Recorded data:
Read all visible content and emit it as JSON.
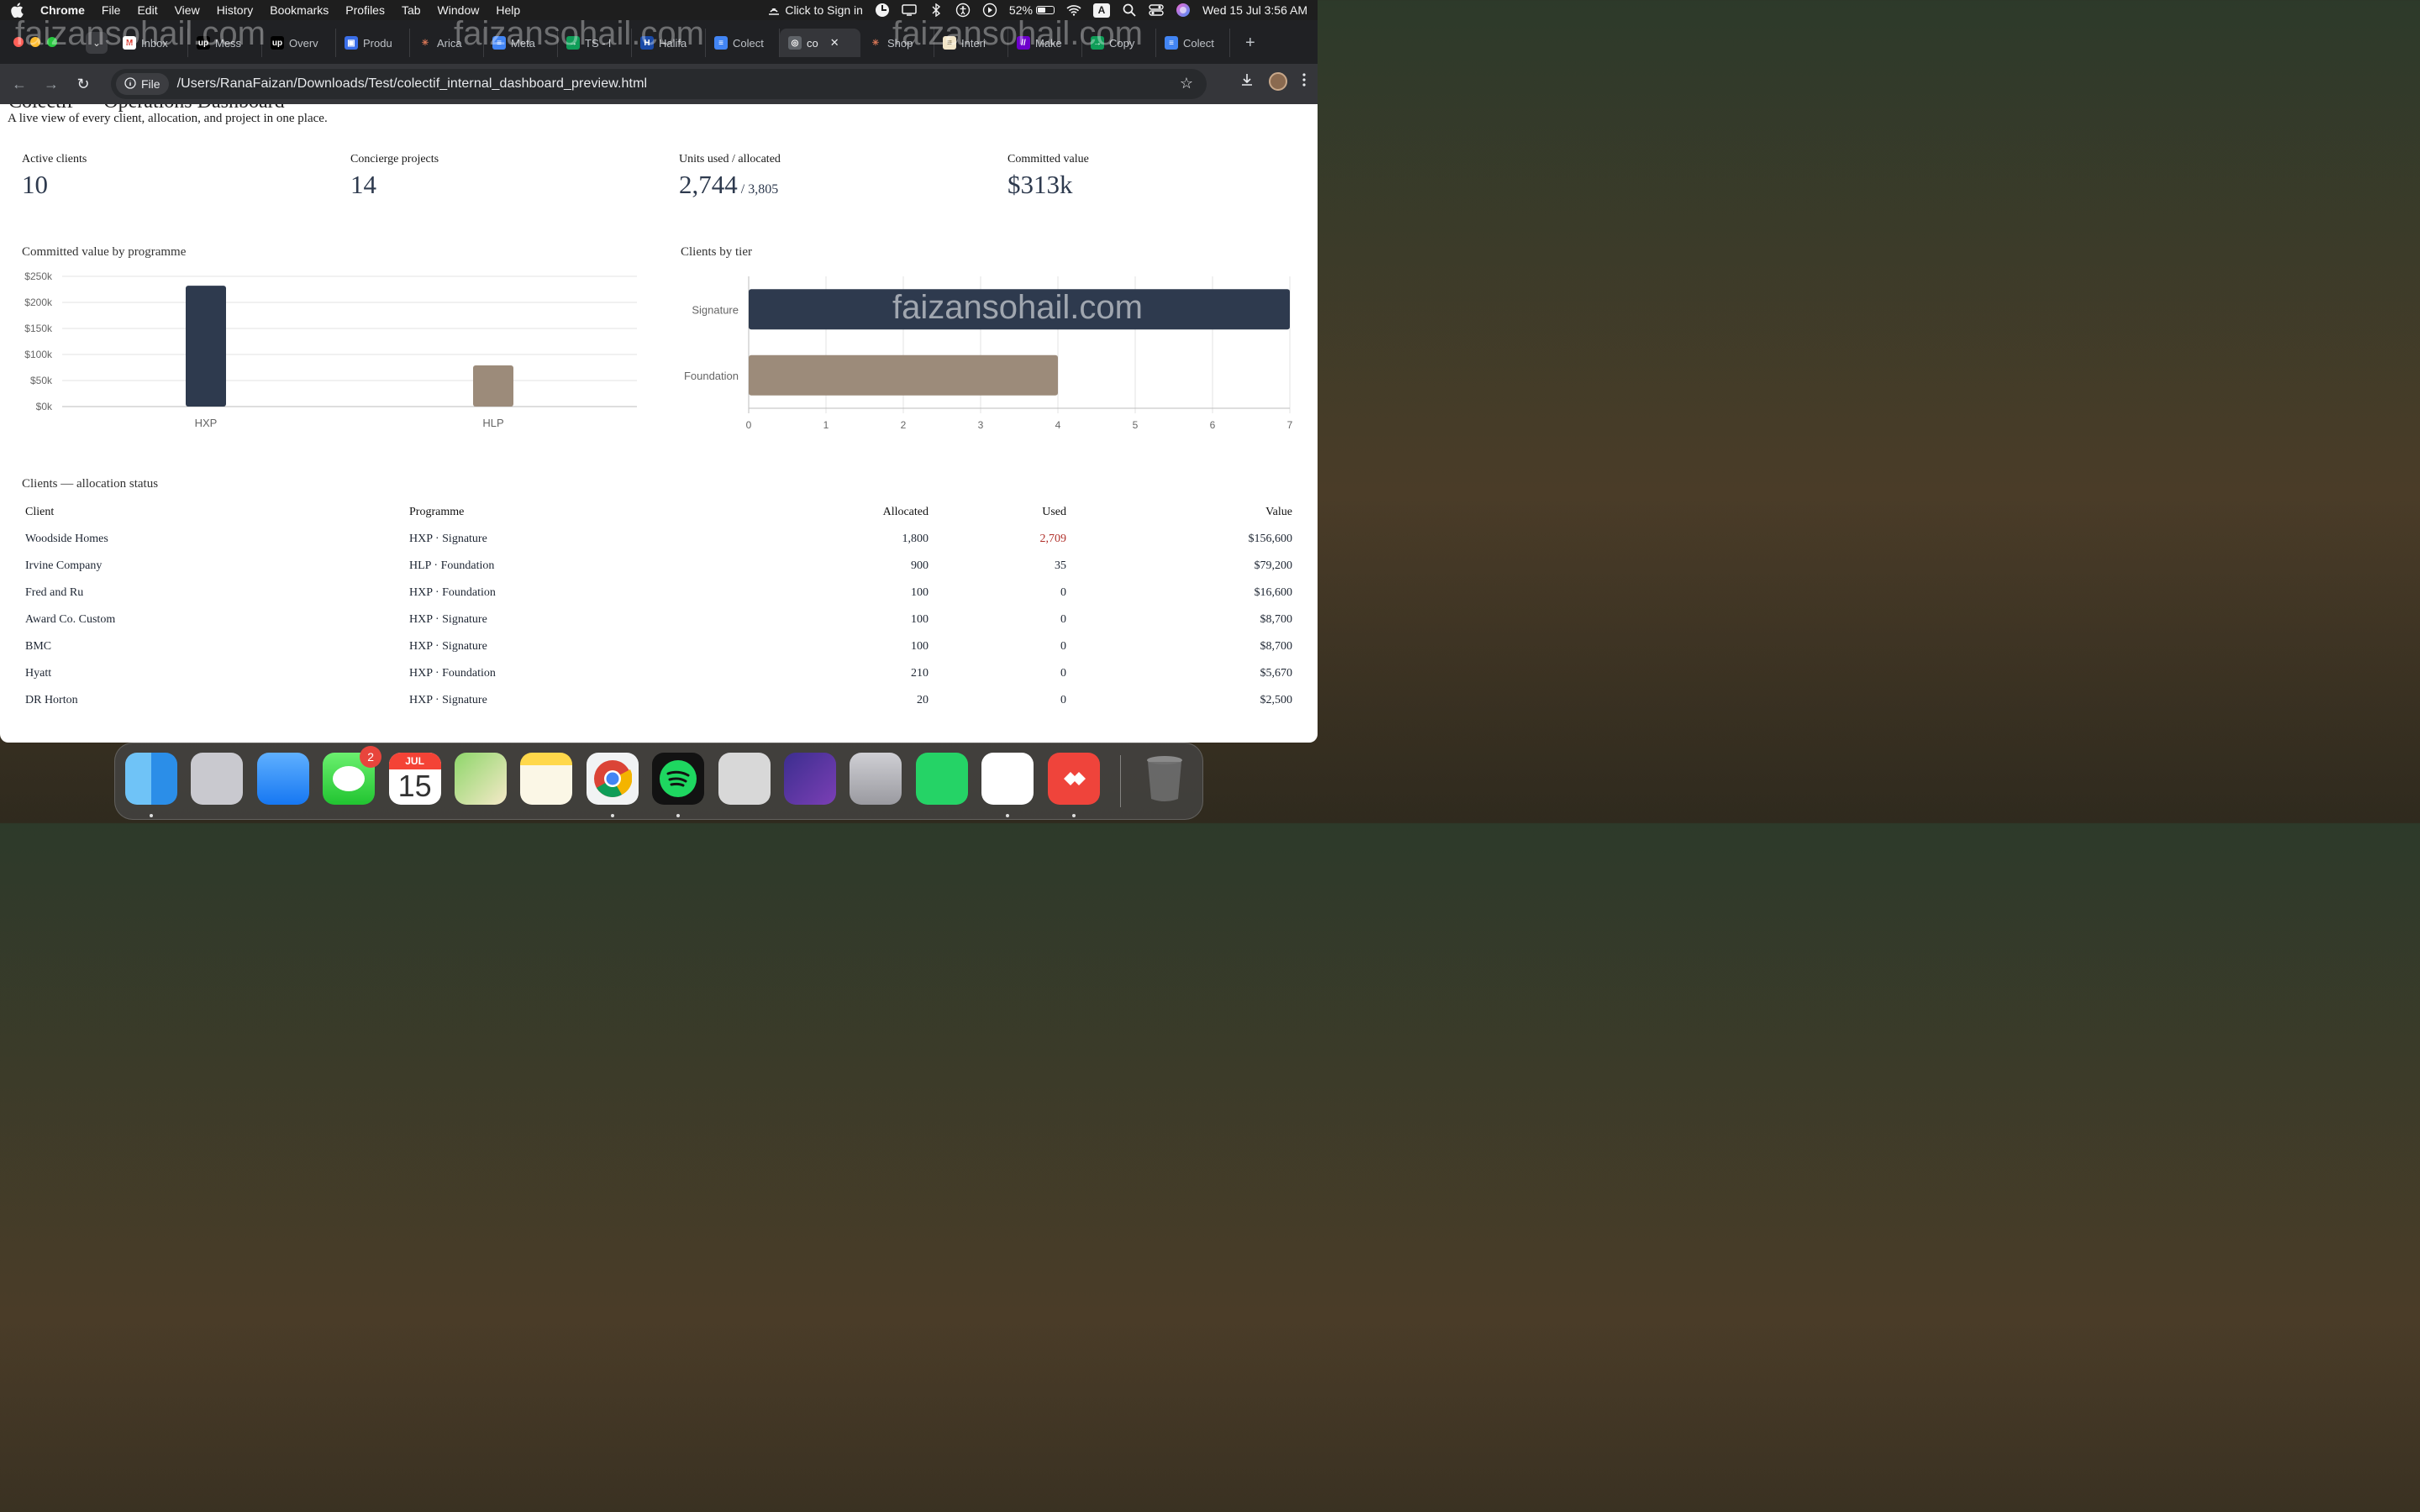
{
  "menubar": {
    "app": "Chrome",
    "items": [
      "File",
      "Edit",
      "View",
      "History",
      "Bookmarks",
      "Profiles",
      "Tab",
      "Window",
      "Help"
    ],
    "sign_in": "Click to Sign in",
    "battery": "52%",
    "battery_level": 0.52,
    "input_source": "A",
    "datetime": "Wed 15 Jul  3:56 AM"
  },
  "browser": {
    "tabs": [
      {
        "label": "Inbox",
        "icon": "gmail-icon"
      },
      {
        "label": "Mess",
        "icon": "upwork-icon"
      },
      {
        "label": "Overv",
        "icon": "upwork-icon"
      },
      {
        "label": "Produ",
        "icon": "cube-icon"
      },
      {
        "label": "Arica",
        "icon": "claude-icon"
      },
      {
        "label": "Meta",
        "icon": "docs-icon"
      },
      {
        "label": "TS - l",
        "icon": "sheets-icon"
      },
      {
        "label": "Halifa",
        "icon": "halifax-icon"
      },
      {
        "label": "Colect",
        "icon": "docs-icon"
      },
      {
        "label": "co",
        "icon": "globe-icon",
        "active": true
      },
      {
        "label": "Shop",
        "icon": "claude-icon"
      },
      {
        "label": "Interi",
        "icon": "notebook-icon"
      },
      {
        "label": "Make",
        "icon": "make-icon"
      },
      {
        "label": "Copy",
        "icon": "sheets-icon"
      },
      {
        "label": "Colect",
        "icon": "docs-icon"
      }
    ],
    "omnibox": {
      "chip": "File",
      "url": "/Users/RanaFaizan/Downloads/Test/colectif_internal_dashboard_preview.html"
    }
  },
  "page": {
    "title": "Colectif — Operations Dashboard",
    "subtitle": "A live view of every client, allocation, and project in one place.",
    "kpis": [
      {
        "label": "Active clients",
        "value": "10",
        "sub": ""
      },
      {
        "label": "Concierge projects",
        "value": "14",
        "sub": ""
      },
      {
        "label": "Units used / allocated",
        "value": "2,744",
        "sub": " / 3,805"
      },
      {
        "label": "Committed value",
        "value": "$313k",
        "sub": ""
      }
    ],
    "bar_chart_title": "Committed value by programme",
    "hbar_chart_title": "Clients by tier",
    "table_title": "Clients — allocation status",
    "table": {
      "headers": [
        "Client",
        "Programme",
        "Allocated",
        "Used",
        "Value"
      ],
      "rows": [
        [
          "Woodside Homes",
          "HXP · Signature",
          "1,800",
          "2,709",
          "$156,600"
        ],
        [
          "Irvine Company",
          "HLP · Foundation",
          "900",
          "35",
          "$79,200"
        ],
        [
          "Fred and Ru",
          "HXP · Foundation",
          "100",
          "0",
          "$16,600"
        ],
        [
          "Award Co. Custom",
          "HXP · Signature",
          "100",
          "0",
          "$8,700"
        ],
        [
          "BMC",
          "HXP · Signature",
          "100",
          "0",
          "$8,700"
        ],
        [
          "Hyatt",
          "HXP · Foundation",
          "210",
          "0",
          "$5,670"
        ],
        [
          "DR Horton",
          "HXP · Signature",
          "20",
          "0",
          "$2,500"
        ]
      ],
      "over_allocated_row": 0
    }
  },
  "chart_data": [
    {
      "type": "bar",
      "title": "Committed value by programme",
      "categories": [
        "HXP",
        "HLP"
      ],
      "values": [
        232000,
        79000
      ],
      "colors": [
        "#2e3a4e",
        "#9c8b7a"
      ],
      "ylim": [
        0,
        250000
      ],
      "yticks": [
        "$0k",
        "$50k",
        "$100k",
        "$150k",
        "$200k",
        "$250k"
      ],
      "ytick_values": [
        0,
        50000,
        100000,
        150000,
        200000,
        250000
      ],
      "grid": true
    },
    {
      "type": "bar",
      "orientation": "horizontal",
      "title": "Clients by tier",
      "categories": [
        "Signature",
        "Foundation"
      ],
      "values": [
        7,
        4
      ],
      "colors": [
        "#2e3a4e",
        "#9c8b7a"
      ],
      "xlim": [
        0,
        7
      ],
      "xticks": [
        "0",
        "1",
        "2",
        "3",
        "4",
        "5",
        "6",
        "7"
      ],
      "grid": true
    }
  ],
  "watermark": "faizansohail.com",
  "dock": {
    "apps": [
      "finder-icon",
      "launchpad-icon",
      "mail-icon",
      "messages-icon",
      "calendar-icon",
      "maps-icon",
      "notes-icon",
      "chrome-icon",
      "spotify-icon",
      "calculator-icon",
      "firefox-icon",
      "iphone-mirroring-icon",
      "whatsapp-icon",
      "slack-icon",
      "anydesk-icon",
      "trash-icon"
    ],
    "messages_badge": "2",
    "calendar_month": "JUL",
    "calendar_day": "15"
  },
  "colors": {
    "accent_dark": "#2e3a4e",
    "accent_tan": "#9c8b7a",
    "over_allocation": "#b0302a"
  }
}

TASK BRIEF:
Gather each line from the entries above that includes the word "Committed".

ANSWER TO THE EXERCISE:
        "label": "Committed value",
    "bar_chart_title": "Committed value by programme",
      "title": "Committed value by programme",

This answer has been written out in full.